* **Dataset excerpts**:
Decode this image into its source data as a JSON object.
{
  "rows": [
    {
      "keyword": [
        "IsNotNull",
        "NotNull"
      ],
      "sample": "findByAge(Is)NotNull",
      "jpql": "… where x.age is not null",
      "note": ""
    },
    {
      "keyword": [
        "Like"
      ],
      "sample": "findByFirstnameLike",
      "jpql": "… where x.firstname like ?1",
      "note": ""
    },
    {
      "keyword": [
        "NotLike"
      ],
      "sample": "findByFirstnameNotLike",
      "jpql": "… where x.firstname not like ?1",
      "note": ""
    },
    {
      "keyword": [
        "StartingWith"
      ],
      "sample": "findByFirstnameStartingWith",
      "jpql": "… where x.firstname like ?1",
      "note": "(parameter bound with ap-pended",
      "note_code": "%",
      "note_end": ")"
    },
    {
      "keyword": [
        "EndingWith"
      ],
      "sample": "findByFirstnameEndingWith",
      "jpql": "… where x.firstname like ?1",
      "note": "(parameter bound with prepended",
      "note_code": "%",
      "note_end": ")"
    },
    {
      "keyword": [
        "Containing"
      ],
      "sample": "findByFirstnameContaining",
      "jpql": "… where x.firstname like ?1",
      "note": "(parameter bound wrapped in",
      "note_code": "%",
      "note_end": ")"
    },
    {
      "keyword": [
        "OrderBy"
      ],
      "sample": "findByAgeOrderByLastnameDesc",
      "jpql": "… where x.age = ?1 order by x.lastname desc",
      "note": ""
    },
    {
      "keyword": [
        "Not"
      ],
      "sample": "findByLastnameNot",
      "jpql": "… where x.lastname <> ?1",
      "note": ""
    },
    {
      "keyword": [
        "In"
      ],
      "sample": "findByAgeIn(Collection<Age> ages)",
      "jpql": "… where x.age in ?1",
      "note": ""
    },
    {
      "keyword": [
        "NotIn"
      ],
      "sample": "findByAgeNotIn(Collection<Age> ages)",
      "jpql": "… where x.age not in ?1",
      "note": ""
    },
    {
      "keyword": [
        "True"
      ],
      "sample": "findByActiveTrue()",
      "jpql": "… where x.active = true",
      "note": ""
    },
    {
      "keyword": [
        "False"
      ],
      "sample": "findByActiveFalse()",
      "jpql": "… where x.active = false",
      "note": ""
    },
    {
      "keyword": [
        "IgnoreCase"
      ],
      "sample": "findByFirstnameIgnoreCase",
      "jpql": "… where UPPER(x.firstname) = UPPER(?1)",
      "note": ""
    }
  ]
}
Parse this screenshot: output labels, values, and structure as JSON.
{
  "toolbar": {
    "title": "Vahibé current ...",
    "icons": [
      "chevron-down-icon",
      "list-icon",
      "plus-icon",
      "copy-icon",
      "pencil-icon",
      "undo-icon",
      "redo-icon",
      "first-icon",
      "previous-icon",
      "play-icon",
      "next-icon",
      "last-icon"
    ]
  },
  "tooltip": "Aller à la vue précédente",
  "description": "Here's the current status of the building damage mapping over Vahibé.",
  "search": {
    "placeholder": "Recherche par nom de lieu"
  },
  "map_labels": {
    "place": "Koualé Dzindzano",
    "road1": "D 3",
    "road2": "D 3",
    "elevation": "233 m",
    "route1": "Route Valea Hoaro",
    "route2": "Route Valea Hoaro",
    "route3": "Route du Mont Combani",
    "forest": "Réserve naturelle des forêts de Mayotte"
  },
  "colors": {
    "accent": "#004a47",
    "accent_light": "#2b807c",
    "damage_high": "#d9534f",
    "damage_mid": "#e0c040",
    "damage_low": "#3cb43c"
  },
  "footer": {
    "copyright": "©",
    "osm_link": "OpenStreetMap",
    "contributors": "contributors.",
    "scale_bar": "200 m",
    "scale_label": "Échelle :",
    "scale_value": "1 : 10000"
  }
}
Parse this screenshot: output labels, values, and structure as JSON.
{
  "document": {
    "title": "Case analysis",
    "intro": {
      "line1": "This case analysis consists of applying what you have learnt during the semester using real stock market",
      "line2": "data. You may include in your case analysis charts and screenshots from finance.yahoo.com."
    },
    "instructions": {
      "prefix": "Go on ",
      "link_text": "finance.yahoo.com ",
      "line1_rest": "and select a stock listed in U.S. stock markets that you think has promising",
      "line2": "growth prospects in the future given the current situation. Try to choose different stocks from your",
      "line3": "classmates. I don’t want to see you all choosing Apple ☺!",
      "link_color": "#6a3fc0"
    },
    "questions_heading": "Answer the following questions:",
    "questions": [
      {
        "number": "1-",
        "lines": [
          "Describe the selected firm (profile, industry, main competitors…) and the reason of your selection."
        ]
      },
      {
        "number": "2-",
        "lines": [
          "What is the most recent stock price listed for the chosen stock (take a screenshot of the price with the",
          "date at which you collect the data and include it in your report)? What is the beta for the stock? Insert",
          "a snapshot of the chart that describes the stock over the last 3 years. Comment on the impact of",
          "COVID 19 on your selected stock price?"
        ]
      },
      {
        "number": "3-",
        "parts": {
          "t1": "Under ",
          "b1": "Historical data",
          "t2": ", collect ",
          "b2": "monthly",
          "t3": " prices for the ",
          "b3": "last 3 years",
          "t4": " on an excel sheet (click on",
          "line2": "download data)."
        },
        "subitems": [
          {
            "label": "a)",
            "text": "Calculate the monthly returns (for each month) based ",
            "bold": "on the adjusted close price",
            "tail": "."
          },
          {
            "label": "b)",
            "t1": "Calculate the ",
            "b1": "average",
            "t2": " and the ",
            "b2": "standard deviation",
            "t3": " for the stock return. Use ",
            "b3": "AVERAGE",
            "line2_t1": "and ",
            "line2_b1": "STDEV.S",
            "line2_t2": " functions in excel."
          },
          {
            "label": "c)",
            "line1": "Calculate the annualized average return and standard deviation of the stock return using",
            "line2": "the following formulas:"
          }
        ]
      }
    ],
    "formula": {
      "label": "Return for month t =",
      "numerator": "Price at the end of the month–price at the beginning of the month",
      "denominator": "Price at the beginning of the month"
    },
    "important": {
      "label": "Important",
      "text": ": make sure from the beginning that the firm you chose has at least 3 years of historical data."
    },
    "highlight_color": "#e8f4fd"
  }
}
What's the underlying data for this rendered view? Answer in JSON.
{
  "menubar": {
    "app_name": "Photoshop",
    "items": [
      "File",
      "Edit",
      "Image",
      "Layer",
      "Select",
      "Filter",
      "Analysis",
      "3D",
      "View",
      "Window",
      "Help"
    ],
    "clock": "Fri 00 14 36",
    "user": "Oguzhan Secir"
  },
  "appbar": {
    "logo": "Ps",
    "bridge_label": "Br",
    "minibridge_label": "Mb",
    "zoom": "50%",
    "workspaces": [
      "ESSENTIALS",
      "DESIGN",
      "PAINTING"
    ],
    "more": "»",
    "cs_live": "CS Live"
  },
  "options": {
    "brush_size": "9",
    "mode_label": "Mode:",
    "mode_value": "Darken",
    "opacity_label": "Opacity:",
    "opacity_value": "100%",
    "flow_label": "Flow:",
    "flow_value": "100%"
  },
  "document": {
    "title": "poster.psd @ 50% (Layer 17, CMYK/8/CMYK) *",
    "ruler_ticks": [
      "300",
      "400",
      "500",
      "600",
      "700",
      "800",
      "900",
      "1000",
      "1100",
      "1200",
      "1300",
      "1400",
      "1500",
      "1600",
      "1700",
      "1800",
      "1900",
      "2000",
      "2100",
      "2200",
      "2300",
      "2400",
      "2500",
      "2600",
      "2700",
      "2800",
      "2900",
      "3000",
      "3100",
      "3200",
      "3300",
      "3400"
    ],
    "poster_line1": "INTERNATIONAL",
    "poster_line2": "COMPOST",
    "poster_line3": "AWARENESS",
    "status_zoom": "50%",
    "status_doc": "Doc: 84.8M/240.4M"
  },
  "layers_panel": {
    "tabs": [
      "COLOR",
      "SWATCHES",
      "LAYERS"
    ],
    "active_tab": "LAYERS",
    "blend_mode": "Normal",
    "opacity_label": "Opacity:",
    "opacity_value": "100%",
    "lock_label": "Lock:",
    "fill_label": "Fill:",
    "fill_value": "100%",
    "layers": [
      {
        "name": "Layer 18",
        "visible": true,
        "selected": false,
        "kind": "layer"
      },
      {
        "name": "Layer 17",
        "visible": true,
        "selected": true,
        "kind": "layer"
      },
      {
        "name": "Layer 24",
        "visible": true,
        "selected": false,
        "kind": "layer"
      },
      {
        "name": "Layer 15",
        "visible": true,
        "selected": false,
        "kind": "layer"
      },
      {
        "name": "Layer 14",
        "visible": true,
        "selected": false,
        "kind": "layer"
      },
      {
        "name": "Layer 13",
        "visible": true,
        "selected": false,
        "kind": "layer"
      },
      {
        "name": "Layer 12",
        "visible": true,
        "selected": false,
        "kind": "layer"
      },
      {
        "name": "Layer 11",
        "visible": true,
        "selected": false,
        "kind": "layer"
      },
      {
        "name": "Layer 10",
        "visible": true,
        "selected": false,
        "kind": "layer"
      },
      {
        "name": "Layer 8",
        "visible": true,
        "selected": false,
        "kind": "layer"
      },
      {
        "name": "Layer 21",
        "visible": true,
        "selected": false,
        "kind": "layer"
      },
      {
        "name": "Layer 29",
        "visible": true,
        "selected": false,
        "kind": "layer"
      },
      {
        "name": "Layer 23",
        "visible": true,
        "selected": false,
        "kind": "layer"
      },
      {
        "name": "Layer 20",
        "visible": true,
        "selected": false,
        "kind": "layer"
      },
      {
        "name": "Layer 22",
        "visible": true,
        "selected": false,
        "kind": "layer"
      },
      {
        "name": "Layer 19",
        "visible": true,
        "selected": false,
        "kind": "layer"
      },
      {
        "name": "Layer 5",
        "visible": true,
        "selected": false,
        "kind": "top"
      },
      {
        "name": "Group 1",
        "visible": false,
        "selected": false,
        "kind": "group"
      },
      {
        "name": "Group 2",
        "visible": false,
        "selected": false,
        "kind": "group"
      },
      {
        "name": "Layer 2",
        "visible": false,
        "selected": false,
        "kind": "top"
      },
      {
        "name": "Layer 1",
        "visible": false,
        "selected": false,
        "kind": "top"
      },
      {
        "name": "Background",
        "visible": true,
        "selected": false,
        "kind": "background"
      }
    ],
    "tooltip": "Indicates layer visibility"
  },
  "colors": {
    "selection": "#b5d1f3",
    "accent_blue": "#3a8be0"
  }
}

* **Work required**:
Return only the number of lines in the data above that include the word "excel".

* **Output for this task**:
2